## START

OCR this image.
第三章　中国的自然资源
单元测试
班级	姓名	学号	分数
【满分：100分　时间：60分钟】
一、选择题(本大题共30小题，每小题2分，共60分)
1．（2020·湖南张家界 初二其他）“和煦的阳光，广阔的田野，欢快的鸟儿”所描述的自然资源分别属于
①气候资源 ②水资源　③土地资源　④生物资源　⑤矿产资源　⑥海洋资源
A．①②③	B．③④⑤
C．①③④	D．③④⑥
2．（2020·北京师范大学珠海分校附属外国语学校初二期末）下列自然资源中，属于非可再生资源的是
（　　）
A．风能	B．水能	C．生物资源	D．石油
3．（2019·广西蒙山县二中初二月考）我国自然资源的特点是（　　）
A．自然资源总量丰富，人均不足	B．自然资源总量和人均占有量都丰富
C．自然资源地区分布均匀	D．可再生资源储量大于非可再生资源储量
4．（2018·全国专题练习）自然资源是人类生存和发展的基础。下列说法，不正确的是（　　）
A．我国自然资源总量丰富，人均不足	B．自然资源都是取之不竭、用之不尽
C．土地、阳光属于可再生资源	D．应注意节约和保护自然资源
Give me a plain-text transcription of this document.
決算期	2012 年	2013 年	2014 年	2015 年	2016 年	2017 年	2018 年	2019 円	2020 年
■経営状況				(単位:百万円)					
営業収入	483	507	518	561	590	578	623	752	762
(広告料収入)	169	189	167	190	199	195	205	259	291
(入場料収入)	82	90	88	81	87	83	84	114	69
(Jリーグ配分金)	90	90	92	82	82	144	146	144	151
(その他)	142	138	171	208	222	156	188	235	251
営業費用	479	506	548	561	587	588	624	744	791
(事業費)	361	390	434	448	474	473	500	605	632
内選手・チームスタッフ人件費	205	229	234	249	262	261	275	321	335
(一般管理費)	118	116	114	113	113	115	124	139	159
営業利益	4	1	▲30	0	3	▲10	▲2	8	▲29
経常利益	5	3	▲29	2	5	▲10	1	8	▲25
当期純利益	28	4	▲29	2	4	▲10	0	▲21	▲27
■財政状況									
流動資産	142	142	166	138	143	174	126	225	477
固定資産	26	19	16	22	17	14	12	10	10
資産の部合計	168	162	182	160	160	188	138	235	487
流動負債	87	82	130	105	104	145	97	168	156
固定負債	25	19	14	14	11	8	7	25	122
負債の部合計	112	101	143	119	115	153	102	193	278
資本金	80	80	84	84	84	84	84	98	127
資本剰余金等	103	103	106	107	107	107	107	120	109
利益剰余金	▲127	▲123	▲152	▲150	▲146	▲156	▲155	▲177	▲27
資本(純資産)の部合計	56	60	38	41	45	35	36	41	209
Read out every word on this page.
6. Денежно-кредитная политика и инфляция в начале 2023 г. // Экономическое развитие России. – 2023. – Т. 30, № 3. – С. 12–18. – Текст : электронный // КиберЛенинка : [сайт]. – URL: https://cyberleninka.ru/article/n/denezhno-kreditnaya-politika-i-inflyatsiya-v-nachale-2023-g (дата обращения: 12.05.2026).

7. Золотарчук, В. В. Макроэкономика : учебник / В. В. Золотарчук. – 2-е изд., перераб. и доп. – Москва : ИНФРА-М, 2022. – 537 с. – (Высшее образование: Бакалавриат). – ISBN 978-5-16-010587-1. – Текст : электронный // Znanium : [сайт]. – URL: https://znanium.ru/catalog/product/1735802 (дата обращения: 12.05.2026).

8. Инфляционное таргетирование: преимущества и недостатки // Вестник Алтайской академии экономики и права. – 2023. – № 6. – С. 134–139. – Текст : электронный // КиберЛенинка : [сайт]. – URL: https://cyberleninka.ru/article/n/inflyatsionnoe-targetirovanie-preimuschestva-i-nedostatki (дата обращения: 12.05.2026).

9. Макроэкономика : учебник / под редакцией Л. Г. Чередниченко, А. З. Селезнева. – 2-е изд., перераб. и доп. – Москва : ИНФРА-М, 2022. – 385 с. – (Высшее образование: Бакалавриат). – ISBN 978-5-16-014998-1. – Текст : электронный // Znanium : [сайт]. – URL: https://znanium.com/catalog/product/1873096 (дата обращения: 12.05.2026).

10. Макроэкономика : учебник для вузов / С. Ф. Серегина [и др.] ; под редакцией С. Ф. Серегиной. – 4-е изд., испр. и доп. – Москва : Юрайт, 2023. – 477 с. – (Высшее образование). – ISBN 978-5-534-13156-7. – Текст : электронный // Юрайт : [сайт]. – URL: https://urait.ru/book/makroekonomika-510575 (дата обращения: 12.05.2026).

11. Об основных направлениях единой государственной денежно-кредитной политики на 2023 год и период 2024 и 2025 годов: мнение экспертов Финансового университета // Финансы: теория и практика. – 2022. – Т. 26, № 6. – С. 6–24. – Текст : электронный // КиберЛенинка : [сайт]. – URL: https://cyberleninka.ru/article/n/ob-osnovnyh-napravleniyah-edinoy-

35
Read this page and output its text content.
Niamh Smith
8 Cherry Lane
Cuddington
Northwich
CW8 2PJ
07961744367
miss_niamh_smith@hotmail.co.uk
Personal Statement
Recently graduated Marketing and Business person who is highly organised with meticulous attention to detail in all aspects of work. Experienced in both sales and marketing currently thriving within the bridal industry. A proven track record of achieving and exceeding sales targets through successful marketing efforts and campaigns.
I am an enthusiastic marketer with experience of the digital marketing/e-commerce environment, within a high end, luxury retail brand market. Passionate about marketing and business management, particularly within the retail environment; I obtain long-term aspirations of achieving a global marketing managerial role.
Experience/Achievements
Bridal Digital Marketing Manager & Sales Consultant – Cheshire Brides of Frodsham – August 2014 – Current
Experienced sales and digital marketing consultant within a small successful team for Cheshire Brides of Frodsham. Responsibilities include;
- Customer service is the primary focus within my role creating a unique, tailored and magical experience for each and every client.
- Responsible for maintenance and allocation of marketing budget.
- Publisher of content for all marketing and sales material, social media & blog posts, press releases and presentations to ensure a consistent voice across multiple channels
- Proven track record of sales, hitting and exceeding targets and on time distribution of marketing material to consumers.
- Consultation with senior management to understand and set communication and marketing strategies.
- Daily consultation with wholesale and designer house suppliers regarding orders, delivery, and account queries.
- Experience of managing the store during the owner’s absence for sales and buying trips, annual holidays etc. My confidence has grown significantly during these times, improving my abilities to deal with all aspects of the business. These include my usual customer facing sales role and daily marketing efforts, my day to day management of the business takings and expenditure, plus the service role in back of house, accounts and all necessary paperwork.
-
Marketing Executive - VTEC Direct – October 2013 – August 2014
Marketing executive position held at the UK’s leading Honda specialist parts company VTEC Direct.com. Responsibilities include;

## END

Aim :: Look through the data and gather every line with the string "Responsibilities" in it.

Solved exercise ::
Experienced sales and digital marketing consultant within a small successful team for Cheshire Brides of Frodsham. Responsibilities include;
Marketing executive position held at the UK’s leading Honda specialist parts company VTEC Direct.com. Responsibilities include;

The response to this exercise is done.